## EXERCISE
Search the records for "content". Copy every line where it appears.

## MATERIALS PROVIDED
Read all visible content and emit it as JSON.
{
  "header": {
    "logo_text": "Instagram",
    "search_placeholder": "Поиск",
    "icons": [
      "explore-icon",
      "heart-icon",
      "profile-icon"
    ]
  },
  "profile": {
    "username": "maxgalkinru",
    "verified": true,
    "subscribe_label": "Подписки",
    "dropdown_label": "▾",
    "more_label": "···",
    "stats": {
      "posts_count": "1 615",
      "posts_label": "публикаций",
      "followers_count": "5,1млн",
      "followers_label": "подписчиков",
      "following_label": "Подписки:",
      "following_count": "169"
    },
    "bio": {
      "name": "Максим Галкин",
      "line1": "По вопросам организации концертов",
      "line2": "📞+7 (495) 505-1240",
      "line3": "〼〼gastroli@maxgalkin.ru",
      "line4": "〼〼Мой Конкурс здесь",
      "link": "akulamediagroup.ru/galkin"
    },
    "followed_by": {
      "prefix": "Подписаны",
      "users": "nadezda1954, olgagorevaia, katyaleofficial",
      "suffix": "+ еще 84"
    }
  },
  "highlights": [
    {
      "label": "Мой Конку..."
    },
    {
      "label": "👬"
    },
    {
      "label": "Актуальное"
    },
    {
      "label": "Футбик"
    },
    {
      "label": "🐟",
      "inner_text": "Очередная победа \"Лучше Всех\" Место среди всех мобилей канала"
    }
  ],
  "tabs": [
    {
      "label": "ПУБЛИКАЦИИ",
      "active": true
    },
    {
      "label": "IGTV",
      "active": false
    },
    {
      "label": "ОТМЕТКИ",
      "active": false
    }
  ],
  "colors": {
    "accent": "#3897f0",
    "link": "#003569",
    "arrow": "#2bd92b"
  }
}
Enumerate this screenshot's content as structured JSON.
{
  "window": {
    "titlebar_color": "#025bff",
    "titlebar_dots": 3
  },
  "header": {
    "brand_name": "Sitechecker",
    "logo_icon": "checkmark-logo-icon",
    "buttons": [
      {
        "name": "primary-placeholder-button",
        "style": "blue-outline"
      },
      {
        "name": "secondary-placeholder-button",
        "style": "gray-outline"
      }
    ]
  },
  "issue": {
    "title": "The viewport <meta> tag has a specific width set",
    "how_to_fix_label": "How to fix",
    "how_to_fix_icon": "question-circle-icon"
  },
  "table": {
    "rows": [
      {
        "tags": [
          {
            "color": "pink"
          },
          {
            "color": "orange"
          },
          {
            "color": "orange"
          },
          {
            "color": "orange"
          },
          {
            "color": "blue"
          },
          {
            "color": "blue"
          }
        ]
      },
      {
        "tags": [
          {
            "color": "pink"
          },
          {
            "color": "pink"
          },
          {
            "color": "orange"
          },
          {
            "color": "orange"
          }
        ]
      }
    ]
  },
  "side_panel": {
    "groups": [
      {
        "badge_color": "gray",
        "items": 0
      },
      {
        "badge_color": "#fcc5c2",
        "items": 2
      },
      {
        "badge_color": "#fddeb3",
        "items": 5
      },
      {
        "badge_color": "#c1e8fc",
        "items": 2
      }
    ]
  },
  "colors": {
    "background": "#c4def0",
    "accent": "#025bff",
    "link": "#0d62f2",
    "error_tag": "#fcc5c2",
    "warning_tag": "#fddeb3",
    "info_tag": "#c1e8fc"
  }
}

## WRITTEN REPLY
Read all visible content and emit it as JSON.
Enumerate this screenshot's content as structured JSON.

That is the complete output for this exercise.